▶ **The exercise**: Exclude any images and output the remaining records exactly.

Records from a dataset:
++++++++

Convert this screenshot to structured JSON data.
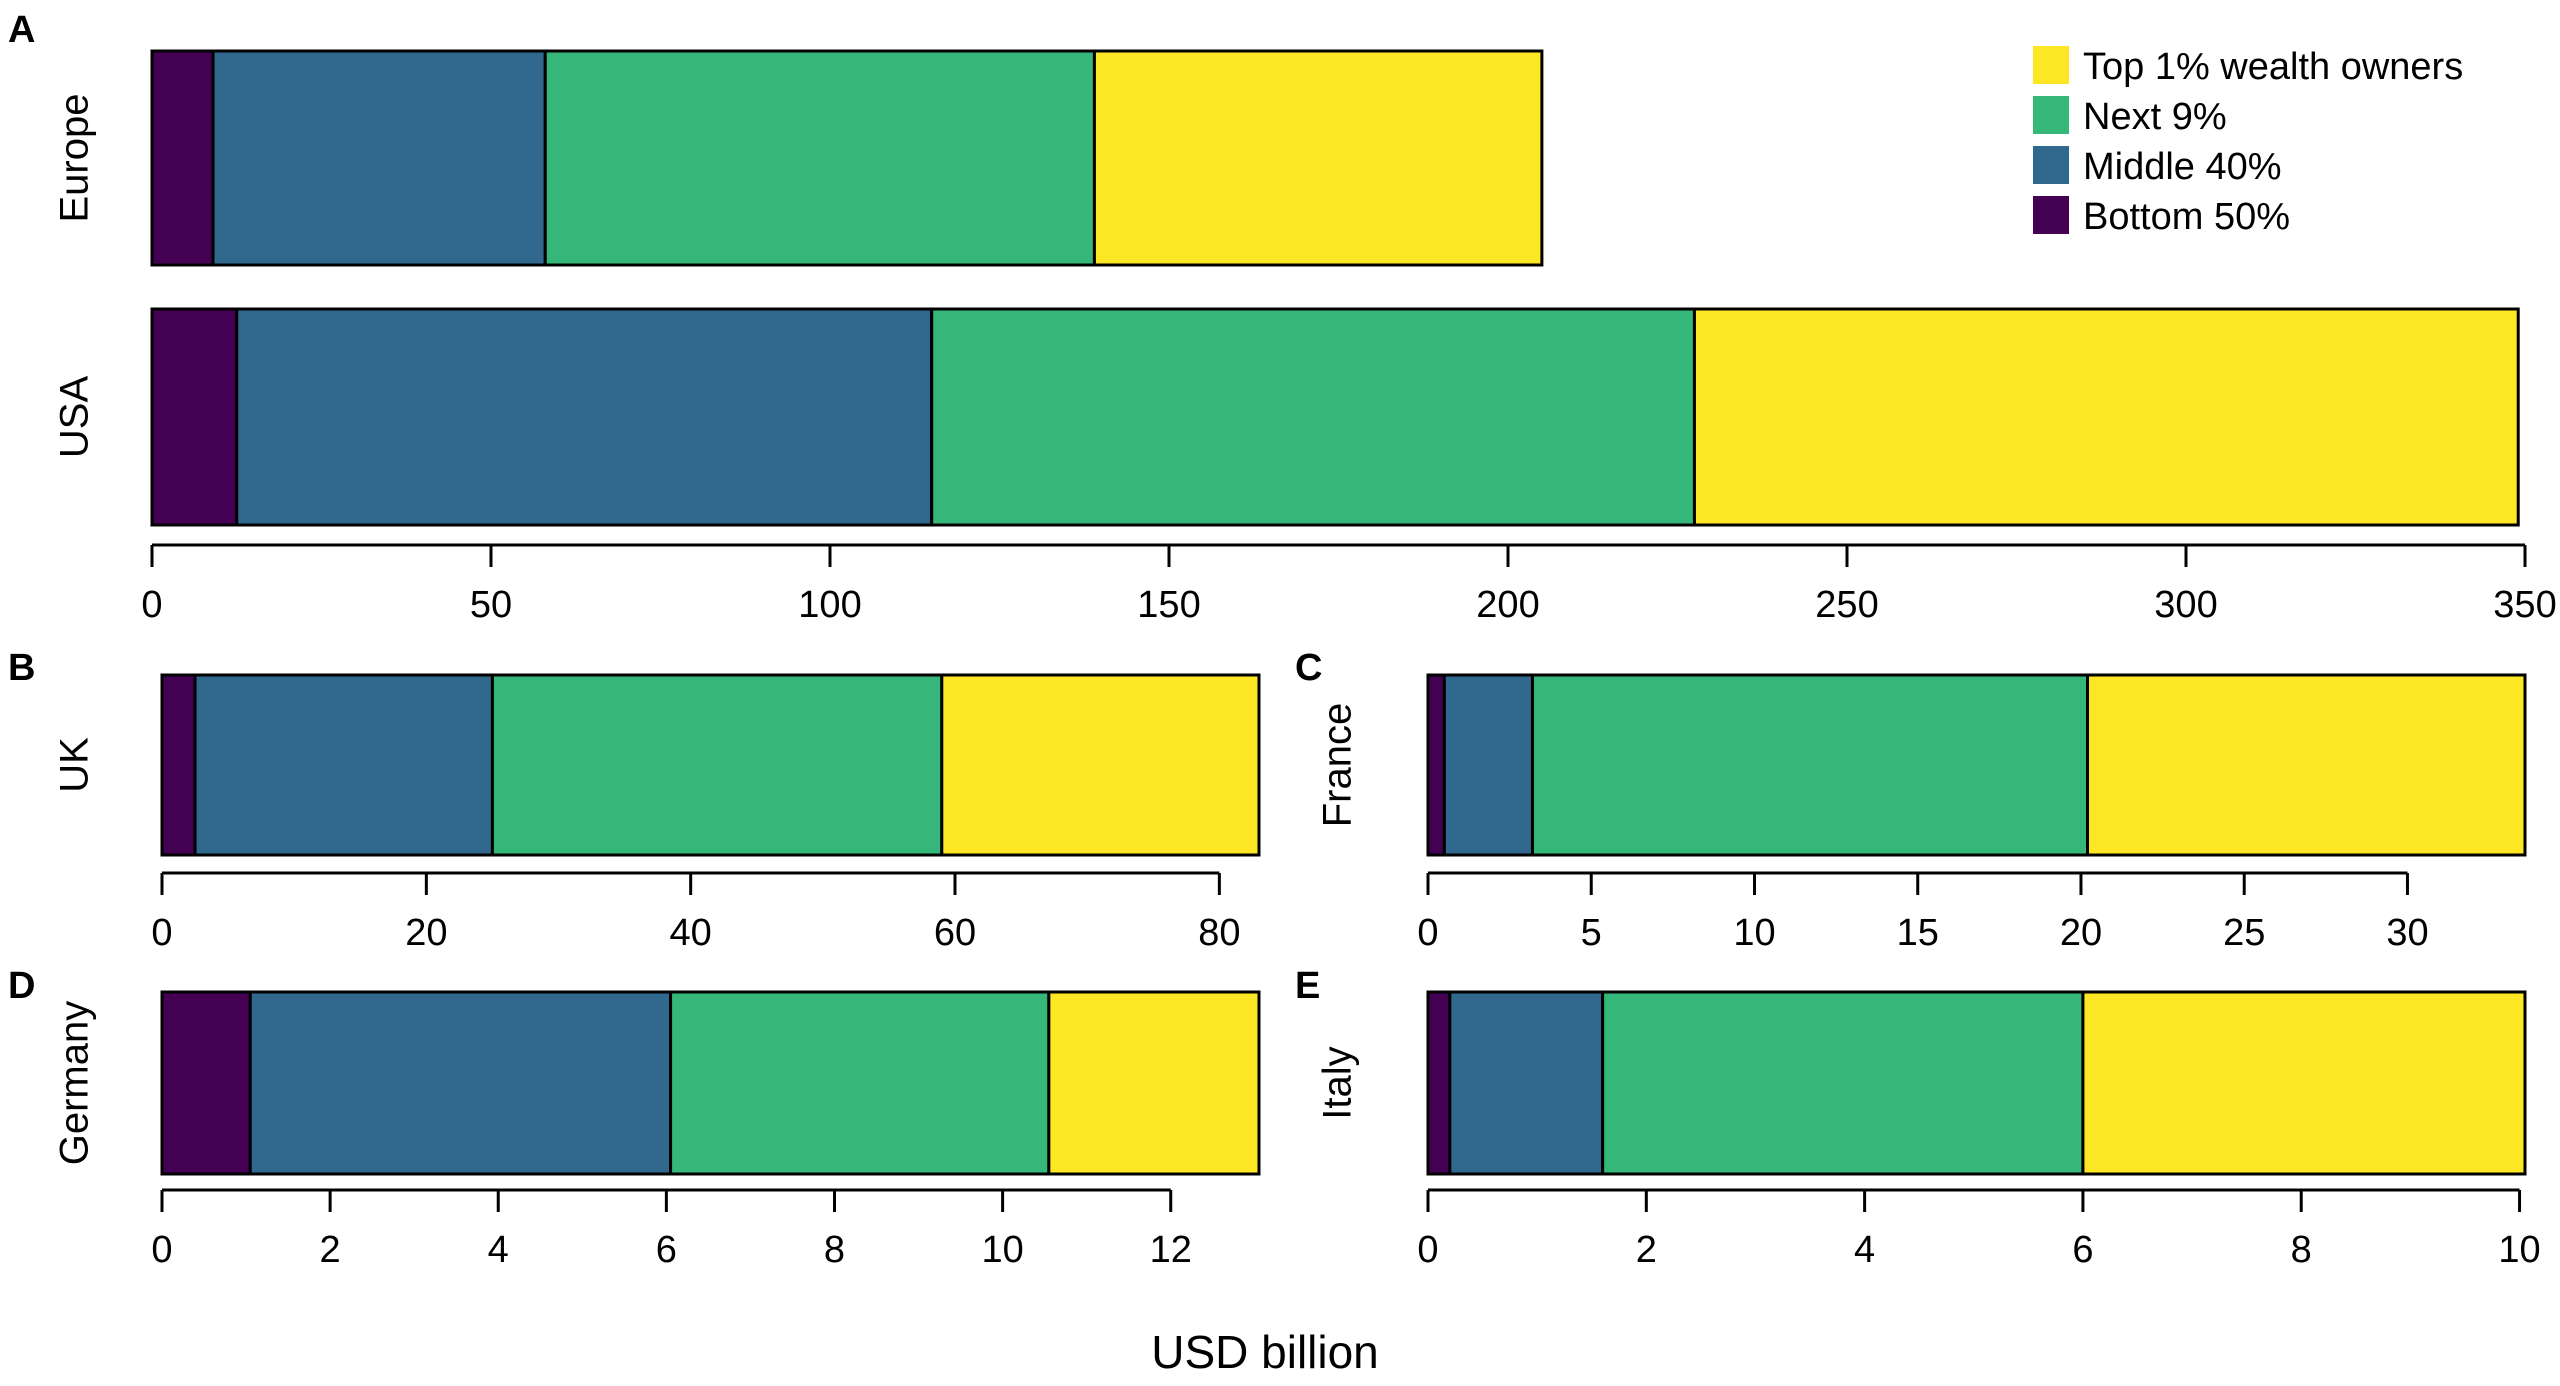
{
  "legend": {
    "entries": [
      {
        "name": "Top 1% wealth owners",
        "color": "#FDE725"
      },
      {
        "name": "Next 9%",
        "color": "#35B779"
      },
      {
        "name": "Middle 40%",
        "color": "#31688E"
      },
      {
        "name": "Bottom 50%",
        "color": "#440154"
      }
    ]
  },
  "xlabel": "USD billion",
  "chart_data": [
    {
      "panel": "A",
      "type": "bar",
      "orientation": "horizontal",
      "stacked": true,
      "categories": [
        "Europe",
        "USA"
      ],
      "series": [
        {
          "name": "Bottom 50%",
          "values": [
            9,
            12.5
          ]
        },
        {
          "name": "Middle 40%",
          "values": [
            49,
            102.5
          ]
        },
        {
          "name": "Next 9%",
          "values": [
            81,
            112.5
          ]
        },
        {
          "name": "Top 1% wealth owners",
          "values": [
            66,
            121.5
          ]
        }
      ],
      "xlim": [
        0,
        350
      ],
      "xticks": [
        0,
        50,
        100,
        150,
        200,
        250,
        300,
        350
      ]
    },
    {
      "panel": "B",
      "type": "bar",
      "orientation": "horizontal",
      "stacked": true,
      "categories": [
        "UK"
      ],
      "series": [
        {
          "name": "Bottom 50%",
          "values": [
            2.5
          ]
        },
        {
          "name": "Middle 40%",
          "values": [
            22.5
          ]
        },
        {
          "name": "Next 9%",
          "values": [
            34
          ]
        },
        {
          "name": "Top 1% wealth owners",
          "values": [
            24
          ]
        }
      ],
      "xlim": [
        0,
        83
      ],
      "xticks": [
        0,
        20,
        40,
        60,
        80
      ]
    },
    {
      "panel": "C",
      "type": "bar",
      "orientation": "horizontal",
      "stacked": true,
      "categories": [
        "France"
      ],
      "series": [
        {
          "name": "Bottom 50%",
          "values": [
            0.5
          ]
        },
        {
          "name": "Middle 40%",
          "values": [
            2.7
          ]
        },
        {
          "name": "Next 9%",
          "values": [
            17
          ]
        },
        {
          "name": "Top 1% wealth owners",
          "values": [
            13.4
          ]
        }
      ],
      "xlim": [
        0,
        33.6
      ],
      "xticks": [
        0,
        5,
        10,
        15,
        20,
        25,
        30
      ]
    },
    {
      "panel": "D",
      "type": "bar",
      "orientation": "horizontal",
      "stacked": true,
      "categories": [
        "Germany"
      ],
      "series": [
        {
          "name": "Bottom 50%",
          "values": [
            1.05
          ]
        },
        {
          "name": "Middle 40%",
          "values": [
            5.0
          ]
        },
        {
          "name": "Next 9%",
          "values": [
            4.5
          ]
        },
        {
          "name": "Top 1% wealth owners",
          "values": [
            2.5
          ]
        }
      ],
      "xlim": [
        0,
        13.05
      ],
      "xticks": [
        0,
        2,
        4,
        6,
        8,
        10,
        12
      ]
    },
    {
      "panel": "E",
      "type": "bar",
      "orientation": "horizontal",
      "stacked": true,
      "categories": [
        "Italy"
      ],
      "series": [
        {
          "name": "Bottom 50%",
          "values": [
            0.2
          ]
        },
        {
          "name": "Middle 40%",
          "values": [
            1.4
          ]
        },
        {
          "name": "Next 9%",
          "values": [
            4.4
          ]
        },
        {
          "name": "Top 1% wealth owners",
          "values": [
            4.05
          ]
        }
      ],
      "xlim": [
        0,
        10.05
      ],
      "xticks": [
        0,
        2,
        4,
        6,
        8,
        10
      ]
    }
  ]
}
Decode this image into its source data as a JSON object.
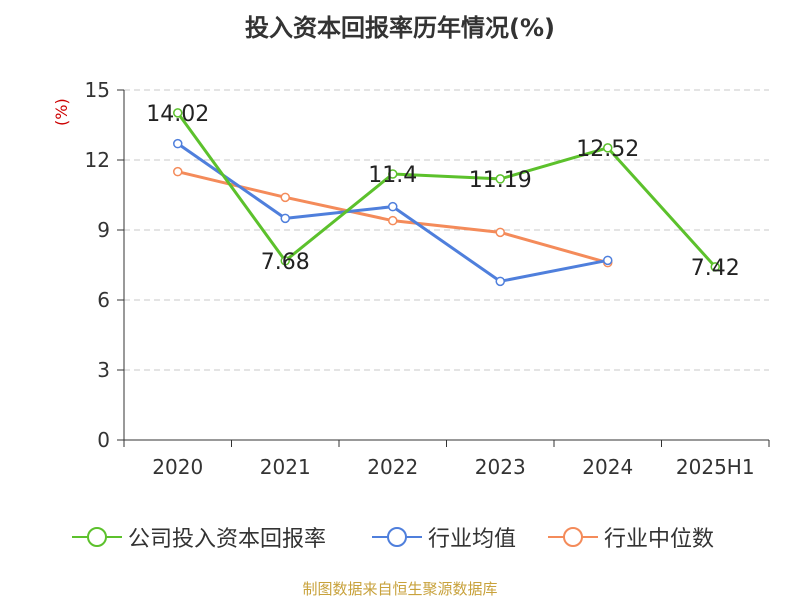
{
  "title": "投入资本回报率历年情况(%)",
  "unit_label": "(%)",
  "source": "制图数据来自恒生聚源数据库",
  "chart_data": {
    "type": "line",
    "title": "投入资本回报率历年情况(%)",
    "xlabel": "",
    "ylabel": "(%)",
    "categories": [
      "2020",
      "2021",
      "2022",
      "2023",
      "2024",
      "2025H1"
    ],
    "ylim": [
      0,
      15
    ],
    "yticks": [
      0,
      3,
      6,
      9,
      12,
      15
    ],
    "grid": true,
    "legend_position": "bottom",
    "series": [
      {
        "name": "公司投入资本回报率",
        "color": "#5cc12c",
        "values": [
          14.02,
          7.68,
          11.4,
          11.19,
          12.52,
          7.42
        ],
        "labels": [
          "14.02",
          "7.68",
          "11.4",
          "11.19",
          "12.52",
          "7.42"
        ]
      },
      {
        "name": "行业均值",
        "color": "#4f7fdc",
        "values": [
          12.7,
          9.5,
          10.0,
          6.8,
          7.7,
          null
        ]
      },
      {
        "name": "行业中位数",
        "color": "#f48b5a",
        "values": [
          11.5,
          10.4,
          9.4,
          8.9,
          7.6,
          null
        ]
      }
    ]
  }
}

++++++++

▶ **Written response**:
Convert this screenshot to structured JSON data.
{
  "legend": {
    "entries": [
      {
        "name": "Top 1% wealth owners",
        "color": "#FDE725"
      },
      {
        "name": "Next 9%",
        "color": "#35B779"
      },
      {
        "name": "Middle 40%",
        "color": "#31688E"
      },
      {
        "name": "Bottom 50%",
        "color": "#440154"
      }
    ]
  },
  "xlabel": "USD billion",
  "chart_data": [
    {
      "panel": "A",
      "type": "bar",
      "orientation": "horizontal",
      "stacked": true,
      "categories": [
        "Europe",
        "USA"
      ],
      "series": [
        {
          "name": "Bottom 50%",
          "values": [
            9,
            12.5
          ]
        },
        {
          "name": "Middle 40%",
          "values": [
            49,
            102.5
          ]
        },
        {
          "name": "Next 9%",
          "values": [
            81,
            112.5
          ]
        },
        {
          "name": "Top 1% wealth owners",
          "values": [
            66,
            121.5
          ]
        }
      ],
      "xlim": [
        0,
        350
      ],
      "xticks": [
        0,
        50,
        100,
        150,
        200,
        250,
        300,
        350
      ]
    },
    {
      "panel": "B",
      "type": "bar",
      "orientation": "horizontal",
      "stacked": true,
      "categories": [
        "UK"
      ],
      "series": [
        {
          "name": "Bottom 50%",
          "values": [
            2.5
          ]
        },
        {
          "name": "Middle 40%",
          "values": [
            22.5
          ]
        },
        {
          "name": "Next 9%",
          "values": [
            34
          ]
        },
        {
          "name": "Top 1% wealth owners",
          "values": [
            24
          ]
        }
      ],
      "xlim": [
        0,
        83
      ],
      "xticks": [
        0,
        20,
        40,
        60,
        80
      ]
    },
    {
      "panel": "C",
      "type": "bar",
      "orientation": "horizontal",
      "stacked": true,
      "categories": [
        "France"
      ],
      "series": [
        {
          "name": "Bottom 50%",
          "values": [
            0.5
          ]
        },
        {
          "name": "Middle 40%",
          "values": [
            2.7
          ]
        },
        {
          "name": "Next 9%",
          "values": [
            17
          ]
        },
        {
          "name": "Top 1% wealth owners",
          "values": [
            13.4
          ]
        }
      ],
      "xlim": [
        0,
        33.6
      ],
      "xticks": [
        0,
        5,
        10,
        15,
        20,
        25,
        30
      ]
    },
    {
      "panel": "D",
      "type": "bar",
      "orientation": "horizontal",
      "stacked": true,
      "categories": [
        "Germany"
      ],
      "series": [
        {
          "name": "Bottom 50%",
          "values": [
            1.05
          ]
        },
        {
          "name": "Middle 40%",
          "values": [
            5.0
          ]
        },
        {
          "name": "Next 9%",
          "values": [
            4.5
          ]
        },
        {
          "name": "Top 1% wealth owners",
          "values": [
            2.5
          ]
        }
      ],
      "xlim": [
        0,
        13.05
      ],
      "xticks": [
        0,
        2,
        4,
        6,
        8,
        10,
        12
      ]
    },
    {
      "panel": "E",
      "type": "bar",
      "orientation": "horizontal",
      "stacked": true,
      "categories": [
        "Italy"
      ],
      "series": [
        {
          "name": "Bottom 50%",
          "values": [
            0.2
          ]
        },
        {
          "name": "Middle 40%",
          "values": [
            1.4
          ]
        },
        {
          "name": "Next 9%",
          "values": [
            4.4
          ]
        },
        {
          "name": "Top 1% wealth owners",
          "values": [
            4.05
          ]
        }
      ],
      "xlim": [
        0,
        10.05
      ],
      "xticks": [
        0,
        2,
        4,
        6,
        8,
        10
      ]
    }
  ]
}
Decode this image into its source data as a JSON object.
{
  "title": "投入资本回报率历年情况(%)",
  "unit_label": "(%)",
  "source": "制图数据来自恒生聚源数据库",
  "chart_data": {
    "type": "line",
    "title": "投入资本回报率历年情况(%)",
    "xlabel": "",
    "ylabel": "(%)",
    "categories": [
      "2020",
      "2021",
      "2022",
      "2023",
      "2024",
      "2025H1"
    ],
    "ylim": [
      0,
      15
    ],
    "yticks": [
      0,
      3,
      6,
      9,
      12,
      15
    ],
    "grid": true,
    "legend_position": "bottom",
    "series": [
      {
        "name": "公司投入资本回报率",
        "color": "#5cc12c",
        "values": [
          14.02,
          7.68,
          11.4,
          11.19,
          12.52,
          7.42
        ],
        "labels": [
          "14.02",
          "7.68",
          "11.4",
          "11.19",
          "12.52",
          "7.42"
        ]
      },
      {
        "name": "行业均值",
        "color": "#4f7fdc",
        "values": [
          12.7,
          9.5,
          10.0,
          6.8,
          7.7,
          null
        ]
      },
      {
        "name": "行业中位数",
        "color": "#f48b5a",
        "values": [
          11.5,
          10.4,
          9.4,
          8.9,
          7.6,
          null
        ]
      }
    ]
  }
}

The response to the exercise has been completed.